## TASK PROMPT:
Reproduce the data below in full and exclude every picture.

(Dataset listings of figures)
----

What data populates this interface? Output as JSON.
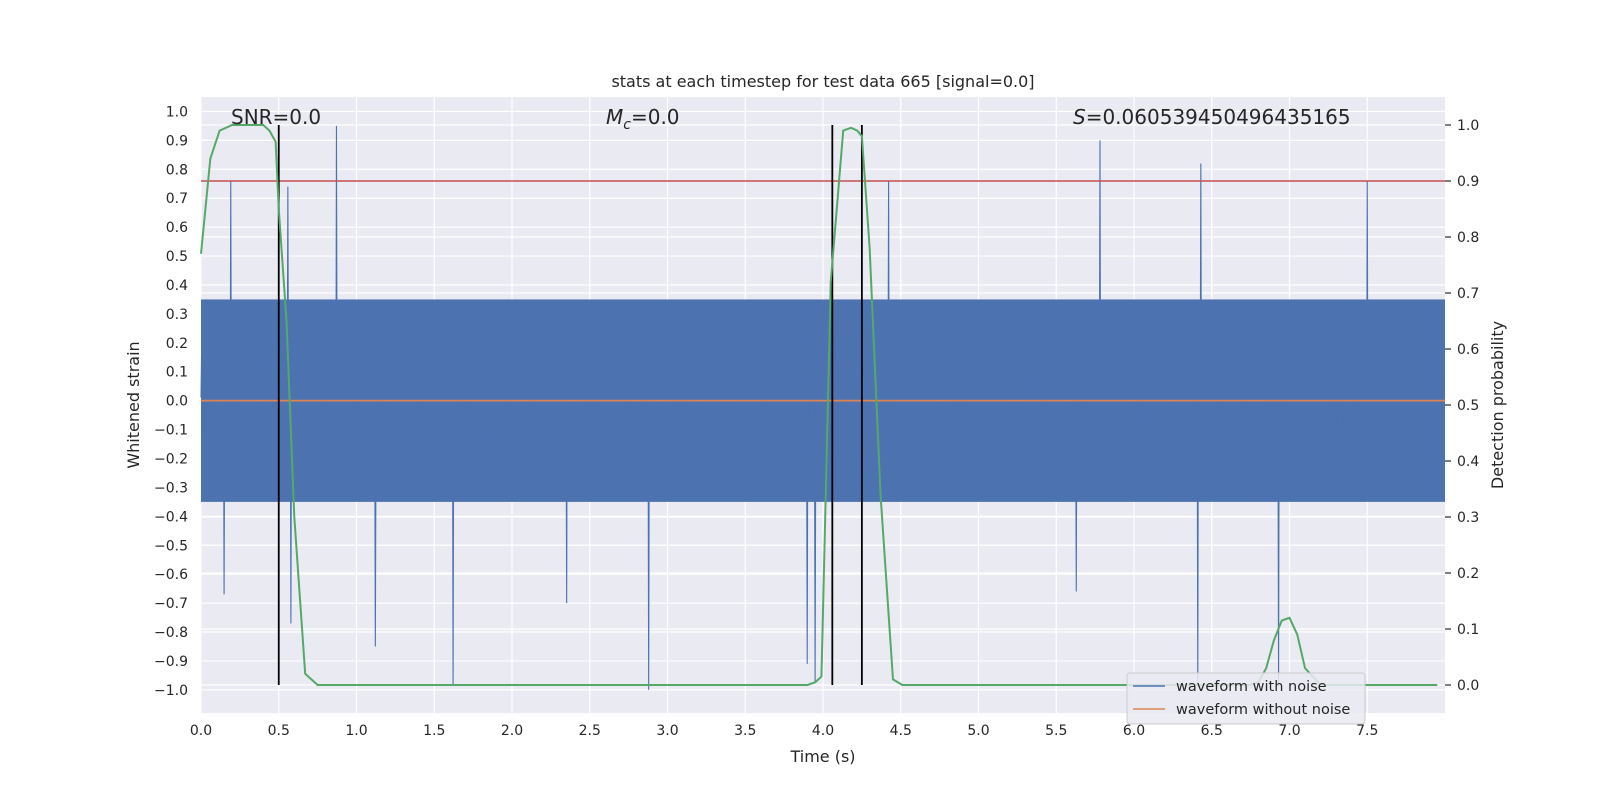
{
  "chart_data": {
    "type": "line",
    "title": "stats at each timestep for test data 665 [signal=0.0]",
    "xlabel": "Time (s)",
    "ylabel": "Whitened strain",
    "ylabel_right": "Detection probability",
    "xlim": [
      0.0,
      8.0
    ],
    "ylim": [
      -1.08,
      1.05
    ],
    "ylim_right": [
      -0.05,
      1.05
    ],
    "x_ticks": [
      0.0,
      0.5,
      1.0,
      1.5,
      2.0,
      2.5,
      3.0,
      3.5,
      4.0,
      4.5,
      5.0,
      5.5,
      6.0,
      6.5,
      7.0,
      7.5
    ],
    "x_tick_labels": [
      "0.0",
      "0.5",
      "1.0",
      "1.5",
      "2.0",
      "2.5",
      "3.0",
      "3.5",
      "4.0",
      "4.5",
      "5.0",
      "5.5",
      "6.0",
      "6.5",
      "7.0",
      "7.5"
    ],
    "y_ticks": [
      -1.0,
      -0.9,
      -0.8,
      -0.7,
      -0.6,
      -0.5,
      -0.4,
      -0.3,
      -0.2,
      -0.1,
      0.0,
      0.1,
      0.2,
      0.3,
      0.4,
      0.5,
      0.6,
      0.7,
      0.8,
      0.9,
      1.0
    ],
    "y_tick_labels": [
      "−1.0",
      "−0.9",
      "−0.8",
      "−0.7",
      "−0.6",
      "−0.5",
      "−0.4",
      "−0.3",
      "−0.2",
      "−0.1",
      "0.0",
      "0.1",
      "0.2",
      "0.3",
      "0.4",
      "0.5",
      "0.6",
      "0.7",
      "0.8",
      "0.9",
      "1.0"
    ],
    "y_right_ticks": [
      0.0,
      0.1,
      0.2,
      0.3,
      0.4,
      0.5,
      0.6,
      0.7,
      0.8,
      0.9,
      1.0
    ],
    "y_right_tick_labels": [
      "0.0",
      "0.1",
      "0.2",
      "0.3",
      "0.4",
      "0.5",
      "0.6",
      "0.7",
      "0.8",
      "0.9",
      "1.0"
    ],
    "grid": true,
    "annotations": {
      "snr": "SNR=0.0",
      "mc_symbol": "M",
      "mc_sub": "c",
      "mc_value": "=0.0",
      "s_symbol": "S",
      "s_value": "=0.060539450496435165"
    },
    "series": [
      {
        "name": "waveform with noise",
        "color": "#4c72b0",
        "kind": "noise",
        "n_samples": 2048,
        "envelope_abs": 0.35,
        "peaks": [
          {
            "x": 0.87,
            "y": 0.95
          },
          {
            "x": 0.19,
            "y": 0.76
          },
          {
            "x": 0.56,
            "y": 0.74
          },
          {
            "x": 4.42,
            "y": 0.76
          },
          {
            "x": 5.78,
            "y": 0.9
          },
          {
            "x": 6.43,
            "y": 0.82
          },
          {
            "x": 7.5,
            "y": 0.76
          },
          {
            "x": 0.58,
            "y": -0.77
          },
          {
            "x": 1.12,
            "y": -0.85
          },
          {
            "x": 1.62,
            "y": -0.98
          },
          {
            "x": 2.88,
            "y": -1.0
          },
          {
            "x": 3.9,
            "y": -0.91
          },
          {
            "x": 3.95,
            "y": -0.97
          },
          {
            "x": 6.41,
            "y": -0.98
          },
          {
            "x": 6.93,
            "y": -0.99
          },
          {
            "x": 0.15,
            "y": -0.67
          },
          {
            "x": 2.35,
            "y": -0.7
          },
          {
            "x": 5.63,
            "y": -0.66
          }
        ]
      },
      {
        "name": "waveform without noise",
        "color": "#dd8452",
        "kind": "constant",
        "value": 0.0
      },
      {
        "name": "detection probability",
        "color": "#55a868",
        "kind": "line",
        "axis": "right",
        "x": [
          0.0,
          0.06,
          0.12,
          0.2,
          0.3,
          0.4,
          0.44,
          0.48,
          0.5,
          0.55,
          0.6,
          0.67,
          0.75,
          0.8,
          1.0,
          2.0,
          3.0,
          3.9,
          3.95,
          3.99,
          4.05,
          4.13,
          4.18,
          4.22,
          4.25,
          4.3,
          4.37,
          4.45,
          4.51,
          4.6,
          5.0,
          6.0,
          6.75,
          6.8,
          6.85,
          6.9,
          6.95,
          7.0,
          7.05,
          7.1,
          7.2,
          7.5,
          7.95
        ],
        "y": [
          0.77,
          0.94,
          0.99,
          1.0,
          1.0,
          1.0,
          0.99,
          0.97,
          0.85,
          0.65,
          0.3,
          0.02,
          0.0,
          0.0,
          0.0,
          0.0,
          0.0,
          0.0,
          0.005,
          0.015,
          0.72,
          0.99,
          0.995,
          0.99,
          0.98,
          0.78,
          0.34,
          0.01,
          0.0,
          0.0,
          0.0,
          0.0,
          0.0,
          0.005,
          0.03,
          0.08,
          0.115,
          0.12,
          0.09,
          0.03,
          0.0,
          0.0,
          0.0
        ]
      }
    ],
    "reference_lines": {
      "threshold_right": 0.9,
      "threshold_color": "#c44e52",
      "vertical_x": [
        0.5,
        4.06,
        4.25
      ],
      "vertical_color": "#000000"
    },
    "legend": {
      "placement": "lower-right",
      "entries": [
        "waveform with noise",
        "waveform without noise"
      ]
    },
    "colors": {
      "plot_background": "#eaeaf2",
      "grid": "#ffffff"
    }
  }
}
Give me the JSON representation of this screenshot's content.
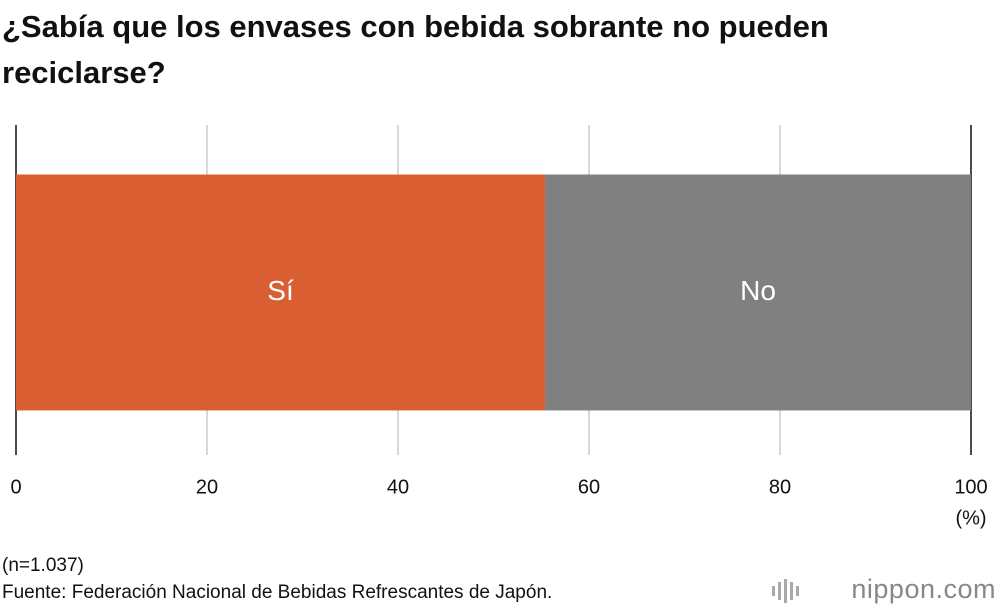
{
  "chart_data": {
    "type": "bar",
    "orientation": "horizontal",
    "stacked": true,
    "title": "¿Sabía que los envases con bebida sobrante no pueden reciclarse?",
    "categories": [
      null
    ],
    "series": [
      {
        "name": "Sí",
        "color": "#d95f33",
        "values": [
          55.4
        ]
      },
      {
        "name": "No",
        "color": "#808080",
        "values": [
          44.6
        ]
      }
    ],
    "xlim": [
      0,
      100
    ],
    "xticks": [
      0,
      20,
      40,
      60,
      80,
      100
    ],
    "x_label": "(%)",
    "grid": true,
    "notes": [
      "(n=1.037)",
      "Fuente: Federación Nacional de Bebidas Refrescantes de Japón."
    ],
    "brand": "nippon.com"
  }
}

----

## RESPONSE TO THIS EXERCISE:
What data populates this interface? Output as JSON.
{
  "chart_data": {
    "type": "line",
    "title": "stats at each timestep for test data 665 [signal=0.0]",
    "xlabel": "Time (s)",
    "ylabel": "Whitened strain",
    "ylabel_right": "Detection probability",
    "xlim": [
      0.0,
      8.0
    ],
    "ylim": [
      -1.08,
      1.05
    ],
    "ylim_right": [
      -0.05,
      1.05
    ],
    "x_ticks": [
      0.0,
      0.5,
      1.0,
      1.5,
      2.0,
      2.5,
      3.0,
      3.5,
      4.0,
      4.5,
      5.0,
      5.5,
      6.0,
      6.5,
      7.0,
      7.5
    ],
    "x_tick_labels": [
      "0.0",
      "0.5",
      "1.0",
      "1.5",
      "2.0",
      "2.5",
      "3.0",
      "3.5",
      "4.0",
      "4.5",
      "5.0",
      "5.5",
      "6.0",
      "6.5",
      "7.0",
      "7.5"
    ],
    "y_ticks": [
      -1.0,
      -0.9,
      -0.8,
      -0.7,
      -0.6,
      -0.5,
      -0.4,
      -0.3,
      -0.2,
      -0.1,
      0.0,
      0.1,
      0.2,
      0.3,
      0.4,
      0.5,
      0.6,
      0.7,
      0.8,
      0.9,
      1.0
    ],
    "y_tick_labels": [
      "−1.0",
      "−0.9",
      "−0.8",
      "−0.7",
      "−0.6",
      "−0.5",
      "−0.4",
      "−0.3",
      "−0.2",
      "−0.1",
      "0.0",
      "0.1",
      "0.2",
      "0.3",
      "0.4",
      "0.5",
      "0.6",
      "0.7",
      "0.8",
      "0.9",
      "1.0"
    ],
    "y_right_ticks": [
      0.0,
      0.1,
      0.2,
      0.3,
      0.4,
      0.5,
      0.6,
      0.7,
      0.8,
      0.9,
      1.0
    ],
    "y_right_tick_labels": [
      "0.0",
      "0.1",
      "0.2",
      "0.3",
      "0.4",
      "0.5",
      "0.6",
      "0.7",
      "0.8",
      "0.9",
      "1.0"
    ],
    "grid": true,
    "annotations": {
      "snr": "SNR=0.0",
      "mc_symbol": "M",
      "mc_sub": "c",
      "mc_value": "=0.0",
      "s_symbol": "S",
      "s_value": "=0.060539450496435165"
    },
    "series": [
      {
        "name": "waveform with noise",
        "color": "#4c72b0",
        "kind": "noise",
        "n_samples": 2048,
        "envelope_abs": 0.35,
        "peaks": [
          {
            "x": 0.87,
            "y": 0.95
          },
          {
            "x": 0.19,
            "y": 0.76
          },
          {
            "x": 0.56,
            "y": 0.74
          },
          {
            "x": 4.42,
            "y": 0.76
          },
          {
            "x": 5.78,
            "y": 0.9
          },
          {
            "x": 6.43,
            "y": 0.82
          },
          {
            "x": 7.5,
            "y": 0.76
          },
          {
            "x": 0.58,
            "y": -0.77
          },
          {
            "x": 1.12,
            "y": -0.85
          },
          {
            "x": 1.62,
            "y": -0.98
          },
          {
            "x": 2.88,
            "y": -1.0
          },
          {
            "x": 3.9,
            "y": -0.91
          },
          {
            "x": 3.95,
            "y": -0.97
          },
          {
            "x": 6.41,
            "y": -0.98
          },
          {
            "x": 6.93,
            "y": -0.99
          },
          {
            "x": 0.15,
            "y": -0.67
          },
          {
            "x": 2.35,
            "y": -0.7
          },
          {
            "x": 5.63,
            "y": -0.66
          }
        ]
      },
      {
        "name": "waveform without noise",
        "color": "#dd8452",
        "kind": "constant",
        "value": 0.0
      },
      {
        "name": "detection probability",
        "color": "#55a868",
        "kind": "line",
        "axis": "right",
        "x": [
          0.0,
          0.06,
          0.12,
          0.2,
          0.3,
          0.4,
          0.44,
          0.48,
          0.5,
          0.55,
          0.6,
          0.67,
          0.75,
          0.8,
          1.0,
          2.0,
          3.0,
          3.9,
          3.95,
          3.99,
          4.05,
          4.13,
          4.18,
          4.22,
          4.25,
          4.3,
          4.37,
          4.45,
          4.51,
          4.6,
          5.0,
          6.0,
          6.75,
          6.8,
          6.85,
          6.9,
          6.95,
          7.0,
          7.05,
          7.1,
          7.2,
          7.5,
          7.95
        ],
        "y": [
          0.77,
          0.94,
          0.99,
          1.0,
          1.0,
          1.0,
          0.99,
          0.97,
          0.85,
          0.65,
          0.3,
          0.02,
          0.0,
          0.0,
          0.0,
          0.0,
          0.0,
          0.0,
          0.005,
          0.015,
          0.72,
          0.99,
          0.995,
          0.99,
          0.98,
          0.78,
          0.34,
          0.01,
          0.0,
          0.0,
          0.0,
          0.0,
          0.0,
          0.005,
          0.03,
          0.08,
          0.115,
          0.12,
          0.09,
          0.03,
          0.0,
          0.0,
          0.0
        ]
      }
    ],
    "reference_lines": {
      "threshold_right": 0.9,
      "threshold_color": "#c44e52",
      "vertical_x": [
        0.5,
        4.06,
        4.25
      ],
      "vertical_color": "#000000"
    },
    "legend": {
      "placement": "lower-right",
      "entries": [
        "waveform with noise",
        "waveform without noise"
      ]
    },
    "colors": {
      "plot_background": "#eaeaf2",
      "grid": "#ffffff"
    }
  }
}
Give me the JSON representation of this screenshot's content.
{
  "chart_data": {
    "type": "bar",
    "orientation": "horizontal",
    "stacked": true,
    "title": "¿Sabía que los envases con bebida sobrante no pueden reciclarse?",
    "categories": [
      null
    ],
    "series": [
      {
        "name": "Sí",
        "color": "#d95f33",
        "values": [
          55.4
        ]
      },
      {
        "name": "No",
        "color": "#808080",
        "values": [
          44.6
        ]
      }
    ],
    "xlim": [
      0,
      100
    ],
    "xticks": [
      0,
      20,
      40,
      60,
      80,
      100
    ],
    "x_label": "(%)",
    "grid": true,
    "notes": [
      "(n=1.037)",
      "Fuente: Federación Nacional de Bebidas Refrescantes de Japón."
    ],
    "brand": "nippon.com"
  }
}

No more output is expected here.